Dataset entries
§
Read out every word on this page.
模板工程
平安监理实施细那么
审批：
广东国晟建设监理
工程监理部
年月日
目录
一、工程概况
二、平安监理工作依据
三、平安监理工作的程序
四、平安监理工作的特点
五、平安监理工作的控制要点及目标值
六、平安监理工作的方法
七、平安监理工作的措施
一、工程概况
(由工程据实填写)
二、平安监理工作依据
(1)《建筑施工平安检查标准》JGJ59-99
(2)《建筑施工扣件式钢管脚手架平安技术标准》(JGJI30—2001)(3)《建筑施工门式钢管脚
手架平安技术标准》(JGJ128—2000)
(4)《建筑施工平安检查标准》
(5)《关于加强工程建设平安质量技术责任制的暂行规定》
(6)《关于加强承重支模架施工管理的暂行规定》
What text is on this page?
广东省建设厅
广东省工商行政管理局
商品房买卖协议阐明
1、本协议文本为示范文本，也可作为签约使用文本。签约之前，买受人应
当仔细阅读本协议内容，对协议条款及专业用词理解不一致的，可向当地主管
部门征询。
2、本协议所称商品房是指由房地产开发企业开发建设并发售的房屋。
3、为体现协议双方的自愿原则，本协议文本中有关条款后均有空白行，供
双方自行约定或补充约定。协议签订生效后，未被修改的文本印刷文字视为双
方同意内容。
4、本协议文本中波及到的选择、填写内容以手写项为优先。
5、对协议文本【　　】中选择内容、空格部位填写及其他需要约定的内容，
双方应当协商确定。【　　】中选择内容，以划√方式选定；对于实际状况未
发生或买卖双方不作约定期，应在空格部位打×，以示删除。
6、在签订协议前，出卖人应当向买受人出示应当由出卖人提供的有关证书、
§
Problem requirements
Repeat all of the records above exactly as they appear.

Final result
Read out every word on this page.
模板工程
平安监理实施细那么
审批：
广东国晟建设监理
工程监理部
年月日
目录
一、工程概况
二、平安监理工作依据
三、平安监理工作的程序
四、平安监理工作的特点
五、平安监理工作的控制要点及目标值
六、平安监理工作的方法
七、平安监理工作的措施
一、工程概况
(由工程据实填写)
二、平安监理工作依据
(1)《建筑施工平安检查标准》JGJ59-99
(2)《建筑施工扣件式钢管脚手架平安技术标准》(JGJI30—2001)(3)《建筑施工门式钢管脚
手架平安技术标准》(JGJ128—2000)
(4)《建筑施工平安检查标准》
(5)《关于加强工程建设平安质量技术责任制的暂行规定》
(6)《关于加强承重支模架施工管理的暂行规定》
What text is on this page?
广东省建设厅
广东省工商行政管理局
商品房买卖协议阐明
1、本协议文本为示范文本，也可作为签约使用文本。签约之前，买受人应
当仔细阅读本协议内容，对协议条款及专业用词理解不一致的，可向当地主管
部门征询。
2、本协议所称商品房是指由房地产开发企业开发建设并发售的房屋。
3、为体现协议双方的自愿原则，本协议文本中有关条款后均有空白行，供
双方自行约定或补充约定。协议签订生效后，未被修改的文本印刷文字视为双
方同意内容。
4、本协议文本中波及到的选择、填写内容以手写项为优先。
5、对协议文本【　　】中选择内容、空格部位填写及其他需要约定的内容，
双方应当协商确定。【　　】中选择内容，以划√方式选定；对于实际状况未
发生或买卖双方不作约定期，应在空格部位打×，以示删除。
6、在签订协议前，出卖人应当向买受人出示应当由出卖人提供的有关证书、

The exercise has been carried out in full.